__WHAT IS EXPECTED__:
Every line of the material that follows must be printed again exactly.

Stored records
######

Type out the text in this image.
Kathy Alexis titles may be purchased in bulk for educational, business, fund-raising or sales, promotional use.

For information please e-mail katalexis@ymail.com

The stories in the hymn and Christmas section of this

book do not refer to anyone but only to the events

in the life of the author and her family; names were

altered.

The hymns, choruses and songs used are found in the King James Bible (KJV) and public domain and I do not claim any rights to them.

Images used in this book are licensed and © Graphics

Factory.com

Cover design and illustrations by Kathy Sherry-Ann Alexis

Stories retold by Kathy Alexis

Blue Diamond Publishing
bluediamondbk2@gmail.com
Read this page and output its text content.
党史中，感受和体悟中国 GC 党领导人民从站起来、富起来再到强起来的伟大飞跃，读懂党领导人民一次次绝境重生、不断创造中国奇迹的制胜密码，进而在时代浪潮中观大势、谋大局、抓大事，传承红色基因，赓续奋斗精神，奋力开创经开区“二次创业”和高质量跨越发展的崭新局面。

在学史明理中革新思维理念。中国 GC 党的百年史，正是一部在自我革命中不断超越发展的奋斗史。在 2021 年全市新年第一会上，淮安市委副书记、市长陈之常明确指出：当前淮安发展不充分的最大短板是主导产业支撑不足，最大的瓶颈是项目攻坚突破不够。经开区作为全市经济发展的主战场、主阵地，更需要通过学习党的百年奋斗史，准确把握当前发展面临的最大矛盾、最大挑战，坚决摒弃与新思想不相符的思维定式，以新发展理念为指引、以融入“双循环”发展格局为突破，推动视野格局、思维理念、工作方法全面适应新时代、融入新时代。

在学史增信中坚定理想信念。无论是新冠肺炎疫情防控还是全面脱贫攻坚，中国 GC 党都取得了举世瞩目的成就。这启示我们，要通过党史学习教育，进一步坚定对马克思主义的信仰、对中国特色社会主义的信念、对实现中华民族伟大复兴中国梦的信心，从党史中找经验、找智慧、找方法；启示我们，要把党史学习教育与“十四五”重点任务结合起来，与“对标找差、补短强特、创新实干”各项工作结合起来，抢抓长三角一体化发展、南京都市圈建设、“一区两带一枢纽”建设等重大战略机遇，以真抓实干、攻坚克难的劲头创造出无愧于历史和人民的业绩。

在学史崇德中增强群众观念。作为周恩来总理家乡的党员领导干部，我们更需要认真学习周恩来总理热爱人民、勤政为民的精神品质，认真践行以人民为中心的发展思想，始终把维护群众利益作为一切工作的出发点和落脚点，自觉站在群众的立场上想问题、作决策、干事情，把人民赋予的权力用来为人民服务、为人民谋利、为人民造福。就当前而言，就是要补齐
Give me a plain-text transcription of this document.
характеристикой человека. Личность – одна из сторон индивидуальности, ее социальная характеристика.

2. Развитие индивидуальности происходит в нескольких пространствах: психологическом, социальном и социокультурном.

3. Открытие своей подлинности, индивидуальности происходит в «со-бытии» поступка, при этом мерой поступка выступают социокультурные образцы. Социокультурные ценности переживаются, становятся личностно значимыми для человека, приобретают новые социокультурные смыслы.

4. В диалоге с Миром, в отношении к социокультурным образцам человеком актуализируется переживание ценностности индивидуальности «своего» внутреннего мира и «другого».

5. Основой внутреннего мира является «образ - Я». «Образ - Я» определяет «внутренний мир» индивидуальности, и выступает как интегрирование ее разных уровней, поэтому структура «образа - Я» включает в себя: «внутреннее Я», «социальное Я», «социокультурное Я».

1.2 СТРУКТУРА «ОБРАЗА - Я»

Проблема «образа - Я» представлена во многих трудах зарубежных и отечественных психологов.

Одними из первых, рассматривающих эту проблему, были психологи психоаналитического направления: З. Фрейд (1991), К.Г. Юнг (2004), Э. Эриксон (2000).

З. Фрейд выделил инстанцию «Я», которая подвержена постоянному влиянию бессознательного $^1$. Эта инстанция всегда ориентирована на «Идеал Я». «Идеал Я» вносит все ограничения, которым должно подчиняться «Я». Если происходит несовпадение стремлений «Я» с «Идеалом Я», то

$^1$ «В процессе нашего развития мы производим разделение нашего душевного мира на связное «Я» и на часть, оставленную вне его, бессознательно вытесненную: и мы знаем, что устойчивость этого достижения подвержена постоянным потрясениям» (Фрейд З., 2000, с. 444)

######

__RESULT__:
Type out the text in this image.
Kathy Alexis titles may be purchased in bulk for educational, business, fund-raising or sales, promotional use.

For information please e-mail katalexis@ymail.com

The stories in the hymn and Christmas section of this

book do not refer to anyone but only to the events

in the life of the author and her family; names were

altered.

The hymns, choruses and songs used are found in the King James Bible (KJV) and public domain and I do not claim any rights to them.

Images used in this book are licensed and © Graphics

Factory.com

Cover design and illustrations by Kathy Sherry-Ann Alexis

Stories retold by Kathy Alexis

Blue Diamond Publishing
bluediamondbk2@gmail.com
Read this page and output its text content.
党史中，感受和体悟中国 GC 党领导人民从站起来、富起来再到强起来的伟大飞跃，读懂党领导人民一次次绝境重生、不断创造中国奇迹的制胜密码，进而在时代浪潮中观大势、谋大局、抓大事，传承红色基因，赓续奋斗精神，奋力开创经开区“二次创业”和高质量跨越发展的崭新局面。

在学史明理中革新思维理念。中国 GC 党的百年史，正是一部在自我革命中不断超越发展的奋斗史。在 2021 年全市新年第一会上，淮安市委副书记、市长陈之常明确指出：当前淮安发展不充分的最大短板是主导产业支撑不足，最大的瓶颈是项目攻坚突破不够。经开区作为全市经济发展的主战场、主阵地，更需要通过学习党的百年奋斗史，准确把握当前发展面临的最大矛盾、最大挑战，坚决摒弃与新思想不相符的思维定式，以新发展理念为指引、以融入“双循环”发展格局为突破，推动视野格局、思维理念、工作方法全面适应新时代、融入新时代。

在学史增信中坚定理想信念。无论是新冠肺炎疫情防控还是全面脱贫攻坚，中国 GC 党都取得了举世瞩目的成就。这启示我们，要通过党史学习教育，进一步坚定对马克思主义的信仰、对中国特色社会主义的信念、对实现中华民族伟大复兴中国梦的信心，从党史中找经验、找智慧、找方法；启示我们，要把党史学习教育与“十四五”重点任务结合起来，与“对标找差、补短强特、创新实干”各项工作结合起来，抢抓长三角一体化发展、南京都市圈建设、“一区两带一枢纽”建设等重大战略机遇，以真抓实干、攻坚克难的劲头创造出无愧于历史和人民的业绩。

在学史崇德中增强群众观念。作为周恩来总理家乡的党员领导干部，我们更需要认真学习周恩来总理热爱人民、勤政为民的精神品质，认真践行以人民为中心的发展思想，始终把维护群众利益作为一切工作的出发点和落脚点，自觉站在群众的立场上想问题、作决策、干事情，把人民赋予的权力用来为人民服务、为人民谋利、为人民造福。就当前而言，就是要补齐
Give me a plain-text transcription of this document.
характеристикой человека. Личность – одна из сторон индивидуальности, ее социальная характеристика.

2. Развитие индивидуальности происходит в нескольких пространствах: психологическом, социальном и социокультурном.

3. Открытие своей подлинности, индивидуальности происходит в «со-бытии» поступка, при этом мерой поступка выступают социокультурные образцы. Социокультурные ценности переживаются, становятся личностно значимыми для человека, приобретают новые социокультурные смыслы.

4. В диалоге с Миром, в отношении к социокультурным образцам человеком актуализируется переживание ценностности индивидуальности «своего» внутреннего мира и «другого».

5. Основой внутреннего мира является «образ - Я». «Образ - Я» определяет «внутренний мир» индивидуальности, и выступает как интегрирование ее разных уровней, поэтому структура «образа - Я» включает в себя: «внутреннее Я», «социальное Я», «социокультурное Я».

1.2 СТРУКТУРА «ОБРАЗА - Я»

Проблема «образа - Я» представлена во многих трудах зарубежных и отечественных психологов.

Одними из первых, рассматривающих эту проблему, были психологи психоаналитического направления: З. Фрейд (1991), К.Г. Юнг (2004), Э. Эриксон (2000).

З. Фрейд выделил инстанцию «Я», которая подвержена постоянному влиянию бессознательного $^1$. Эта инстанция всегда ориентирована на «Идеал Я». «Идеал Я» вносит все ограничения, которым должно подчиняться «Я». Если происходит несовпадение стремлений «Я» с «Идеалом Я», то

$^1$ «В процессе нашего развития мы производим разделение нашего душевного мира на связное «Я» и на часть, оставленную вне его, бессознательно вытесненную: и мы знаем, что устойчивость этого достижения подвержена постоянным потрясениям» (Фрейд З., 2000, с. 444)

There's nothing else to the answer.